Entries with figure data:
+++
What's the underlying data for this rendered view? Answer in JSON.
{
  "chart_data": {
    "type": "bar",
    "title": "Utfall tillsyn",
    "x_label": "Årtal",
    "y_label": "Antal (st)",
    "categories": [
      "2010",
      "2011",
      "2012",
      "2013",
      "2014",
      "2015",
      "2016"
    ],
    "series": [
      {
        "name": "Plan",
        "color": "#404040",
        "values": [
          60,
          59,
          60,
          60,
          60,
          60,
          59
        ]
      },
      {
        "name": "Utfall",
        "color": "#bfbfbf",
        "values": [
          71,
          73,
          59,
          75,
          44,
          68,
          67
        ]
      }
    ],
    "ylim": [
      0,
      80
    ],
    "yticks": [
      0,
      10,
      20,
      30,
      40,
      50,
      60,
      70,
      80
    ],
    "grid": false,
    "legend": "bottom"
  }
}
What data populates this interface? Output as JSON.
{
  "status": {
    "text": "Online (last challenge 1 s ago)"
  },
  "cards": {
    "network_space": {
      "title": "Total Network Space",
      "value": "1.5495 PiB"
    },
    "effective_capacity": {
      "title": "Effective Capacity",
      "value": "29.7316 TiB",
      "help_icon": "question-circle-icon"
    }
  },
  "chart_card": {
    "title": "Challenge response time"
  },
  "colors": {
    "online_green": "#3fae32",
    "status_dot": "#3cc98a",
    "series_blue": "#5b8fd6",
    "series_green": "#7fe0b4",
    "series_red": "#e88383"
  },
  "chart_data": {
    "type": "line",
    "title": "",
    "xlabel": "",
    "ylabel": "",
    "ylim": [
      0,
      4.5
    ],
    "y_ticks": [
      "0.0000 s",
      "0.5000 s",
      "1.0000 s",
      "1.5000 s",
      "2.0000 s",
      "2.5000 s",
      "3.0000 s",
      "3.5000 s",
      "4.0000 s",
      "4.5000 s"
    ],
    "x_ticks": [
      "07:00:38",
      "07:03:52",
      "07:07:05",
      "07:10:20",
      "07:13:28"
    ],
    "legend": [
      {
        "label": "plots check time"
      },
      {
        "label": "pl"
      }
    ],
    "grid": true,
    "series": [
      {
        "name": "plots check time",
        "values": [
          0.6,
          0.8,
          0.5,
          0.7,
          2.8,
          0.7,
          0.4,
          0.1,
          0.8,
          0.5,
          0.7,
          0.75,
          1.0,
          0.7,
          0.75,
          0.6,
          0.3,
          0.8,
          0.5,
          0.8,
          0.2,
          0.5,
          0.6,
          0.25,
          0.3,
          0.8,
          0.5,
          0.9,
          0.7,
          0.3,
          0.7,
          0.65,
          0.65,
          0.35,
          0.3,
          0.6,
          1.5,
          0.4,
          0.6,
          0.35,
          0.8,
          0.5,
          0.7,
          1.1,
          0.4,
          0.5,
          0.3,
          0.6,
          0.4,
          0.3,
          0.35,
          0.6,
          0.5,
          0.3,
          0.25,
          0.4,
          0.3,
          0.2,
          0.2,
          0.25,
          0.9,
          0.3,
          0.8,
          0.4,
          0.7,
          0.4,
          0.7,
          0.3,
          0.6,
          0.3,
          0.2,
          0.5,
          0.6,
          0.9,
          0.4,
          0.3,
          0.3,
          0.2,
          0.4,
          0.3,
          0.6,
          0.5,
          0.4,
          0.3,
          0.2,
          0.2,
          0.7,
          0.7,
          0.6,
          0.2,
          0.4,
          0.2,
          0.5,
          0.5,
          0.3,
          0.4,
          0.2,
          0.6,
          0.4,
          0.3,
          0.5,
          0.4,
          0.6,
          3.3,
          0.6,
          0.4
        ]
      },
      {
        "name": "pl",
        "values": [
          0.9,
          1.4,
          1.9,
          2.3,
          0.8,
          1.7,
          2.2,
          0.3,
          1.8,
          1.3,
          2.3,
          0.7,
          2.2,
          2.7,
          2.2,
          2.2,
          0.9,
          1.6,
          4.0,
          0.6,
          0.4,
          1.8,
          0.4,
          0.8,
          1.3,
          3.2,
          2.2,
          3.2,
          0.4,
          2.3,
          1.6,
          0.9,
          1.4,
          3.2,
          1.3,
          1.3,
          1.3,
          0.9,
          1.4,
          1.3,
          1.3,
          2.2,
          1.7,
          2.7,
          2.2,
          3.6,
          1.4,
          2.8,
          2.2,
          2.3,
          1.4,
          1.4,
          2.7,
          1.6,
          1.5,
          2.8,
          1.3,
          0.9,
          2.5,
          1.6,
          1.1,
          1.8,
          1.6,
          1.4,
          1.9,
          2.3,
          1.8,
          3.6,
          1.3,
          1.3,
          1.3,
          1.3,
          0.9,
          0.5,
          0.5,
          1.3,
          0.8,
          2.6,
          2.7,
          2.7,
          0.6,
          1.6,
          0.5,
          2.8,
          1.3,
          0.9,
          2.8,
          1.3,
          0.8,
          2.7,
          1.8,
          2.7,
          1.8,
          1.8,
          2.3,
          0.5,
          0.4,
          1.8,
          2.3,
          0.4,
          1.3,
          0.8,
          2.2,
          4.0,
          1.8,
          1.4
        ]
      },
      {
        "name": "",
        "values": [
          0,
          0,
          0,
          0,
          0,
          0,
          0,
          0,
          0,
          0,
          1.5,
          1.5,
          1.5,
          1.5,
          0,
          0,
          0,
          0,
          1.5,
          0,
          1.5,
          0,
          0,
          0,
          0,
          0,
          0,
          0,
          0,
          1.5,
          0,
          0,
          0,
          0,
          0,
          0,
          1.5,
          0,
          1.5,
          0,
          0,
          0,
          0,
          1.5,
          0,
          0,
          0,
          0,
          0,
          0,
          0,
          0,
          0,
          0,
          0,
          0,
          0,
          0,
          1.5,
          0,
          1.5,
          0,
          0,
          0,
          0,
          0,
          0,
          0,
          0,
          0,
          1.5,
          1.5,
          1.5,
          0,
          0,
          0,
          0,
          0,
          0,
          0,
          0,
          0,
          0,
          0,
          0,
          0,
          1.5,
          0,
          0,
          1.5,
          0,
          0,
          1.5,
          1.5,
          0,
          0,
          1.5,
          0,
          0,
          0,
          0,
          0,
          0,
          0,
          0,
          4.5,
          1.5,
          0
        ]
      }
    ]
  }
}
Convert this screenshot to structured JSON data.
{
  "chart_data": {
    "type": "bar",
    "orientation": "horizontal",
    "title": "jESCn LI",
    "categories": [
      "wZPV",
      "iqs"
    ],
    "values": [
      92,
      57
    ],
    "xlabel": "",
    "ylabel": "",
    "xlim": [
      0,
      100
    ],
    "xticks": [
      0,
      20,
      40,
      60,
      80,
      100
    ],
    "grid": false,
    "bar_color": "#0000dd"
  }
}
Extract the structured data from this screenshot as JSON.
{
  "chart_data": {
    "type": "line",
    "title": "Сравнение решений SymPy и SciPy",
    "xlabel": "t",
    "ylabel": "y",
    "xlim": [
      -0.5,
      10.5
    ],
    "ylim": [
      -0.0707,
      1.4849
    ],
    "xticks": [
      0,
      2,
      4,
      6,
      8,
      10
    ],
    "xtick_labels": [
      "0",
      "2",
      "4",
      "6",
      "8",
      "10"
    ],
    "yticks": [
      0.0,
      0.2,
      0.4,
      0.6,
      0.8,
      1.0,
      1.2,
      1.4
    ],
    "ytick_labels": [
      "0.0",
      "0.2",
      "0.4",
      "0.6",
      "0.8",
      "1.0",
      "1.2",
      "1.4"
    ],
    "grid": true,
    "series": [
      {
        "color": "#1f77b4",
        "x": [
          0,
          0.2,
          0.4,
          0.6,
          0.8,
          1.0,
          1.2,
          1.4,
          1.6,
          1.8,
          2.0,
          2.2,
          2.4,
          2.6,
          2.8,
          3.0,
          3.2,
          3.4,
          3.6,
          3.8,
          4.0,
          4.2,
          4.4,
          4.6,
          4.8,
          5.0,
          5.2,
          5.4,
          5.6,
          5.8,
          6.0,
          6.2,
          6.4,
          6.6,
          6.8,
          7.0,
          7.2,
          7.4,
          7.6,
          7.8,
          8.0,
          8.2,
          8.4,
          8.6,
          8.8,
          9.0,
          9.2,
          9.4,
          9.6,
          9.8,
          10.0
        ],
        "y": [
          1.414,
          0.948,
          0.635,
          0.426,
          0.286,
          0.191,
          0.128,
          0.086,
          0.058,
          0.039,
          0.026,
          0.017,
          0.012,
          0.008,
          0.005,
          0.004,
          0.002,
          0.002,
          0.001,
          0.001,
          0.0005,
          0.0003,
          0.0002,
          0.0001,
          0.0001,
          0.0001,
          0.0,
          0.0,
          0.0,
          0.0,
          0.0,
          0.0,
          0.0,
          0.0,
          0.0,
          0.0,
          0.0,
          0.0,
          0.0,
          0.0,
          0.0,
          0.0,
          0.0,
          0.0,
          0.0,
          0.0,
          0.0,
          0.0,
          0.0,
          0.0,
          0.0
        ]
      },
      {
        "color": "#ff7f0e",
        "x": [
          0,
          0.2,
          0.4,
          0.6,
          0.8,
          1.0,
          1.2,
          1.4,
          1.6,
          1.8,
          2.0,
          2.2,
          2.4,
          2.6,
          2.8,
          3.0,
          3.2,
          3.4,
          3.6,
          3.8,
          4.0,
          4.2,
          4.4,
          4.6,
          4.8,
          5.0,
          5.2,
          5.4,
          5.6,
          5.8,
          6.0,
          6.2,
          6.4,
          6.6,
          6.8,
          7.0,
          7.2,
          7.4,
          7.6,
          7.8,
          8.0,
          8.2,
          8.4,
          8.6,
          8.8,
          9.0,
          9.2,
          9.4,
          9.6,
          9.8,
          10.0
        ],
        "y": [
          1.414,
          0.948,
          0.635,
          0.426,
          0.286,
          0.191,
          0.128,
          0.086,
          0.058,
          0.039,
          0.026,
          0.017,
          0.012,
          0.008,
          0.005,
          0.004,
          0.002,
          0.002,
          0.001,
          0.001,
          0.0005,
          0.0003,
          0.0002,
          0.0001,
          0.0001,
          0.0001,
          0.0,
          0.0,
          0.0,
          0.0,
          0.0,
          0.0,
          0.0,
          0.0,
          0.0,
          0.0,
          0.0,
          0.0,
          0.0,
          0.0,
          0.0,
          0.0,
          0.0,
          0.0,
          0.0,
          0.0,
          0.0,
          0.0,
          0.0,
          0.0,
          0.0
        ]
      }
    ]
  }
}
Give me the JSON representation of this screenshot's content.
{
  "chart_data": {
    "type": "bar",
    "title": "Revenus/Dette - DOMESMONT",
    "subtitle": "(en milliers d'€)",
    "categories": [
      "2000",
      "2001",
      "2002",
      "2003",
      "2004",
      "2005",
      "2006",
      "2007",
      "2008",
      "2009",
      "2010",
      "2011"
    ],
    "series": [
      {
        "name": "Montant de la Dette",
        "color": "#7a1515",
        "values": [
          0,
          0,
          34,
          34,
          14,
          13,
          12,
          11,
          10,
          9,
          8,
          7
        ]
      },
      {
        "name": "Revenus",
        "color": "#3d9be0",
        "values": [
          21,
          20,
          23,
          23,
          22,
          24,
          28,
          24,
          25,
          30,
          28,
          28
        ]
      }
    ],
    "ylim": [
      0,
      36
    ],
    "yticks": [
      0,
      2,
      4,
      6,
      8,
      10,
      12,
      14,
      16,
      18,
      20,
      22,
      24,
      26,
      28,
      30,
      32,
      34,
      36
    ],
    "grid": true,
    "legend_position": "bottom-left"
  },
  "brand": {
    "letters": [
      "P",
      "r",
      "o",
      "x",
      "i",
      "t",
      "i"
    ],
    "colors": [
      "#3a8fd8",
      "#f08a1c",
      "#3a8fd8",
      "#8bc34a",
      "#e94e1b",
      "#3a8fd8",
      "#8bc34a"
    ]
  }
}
+++
* [YOUR TASK]: Look through the records above and report how many lines hold the word "check", giving only the number.

* [RESULT OF THIS EXERCISE]: 2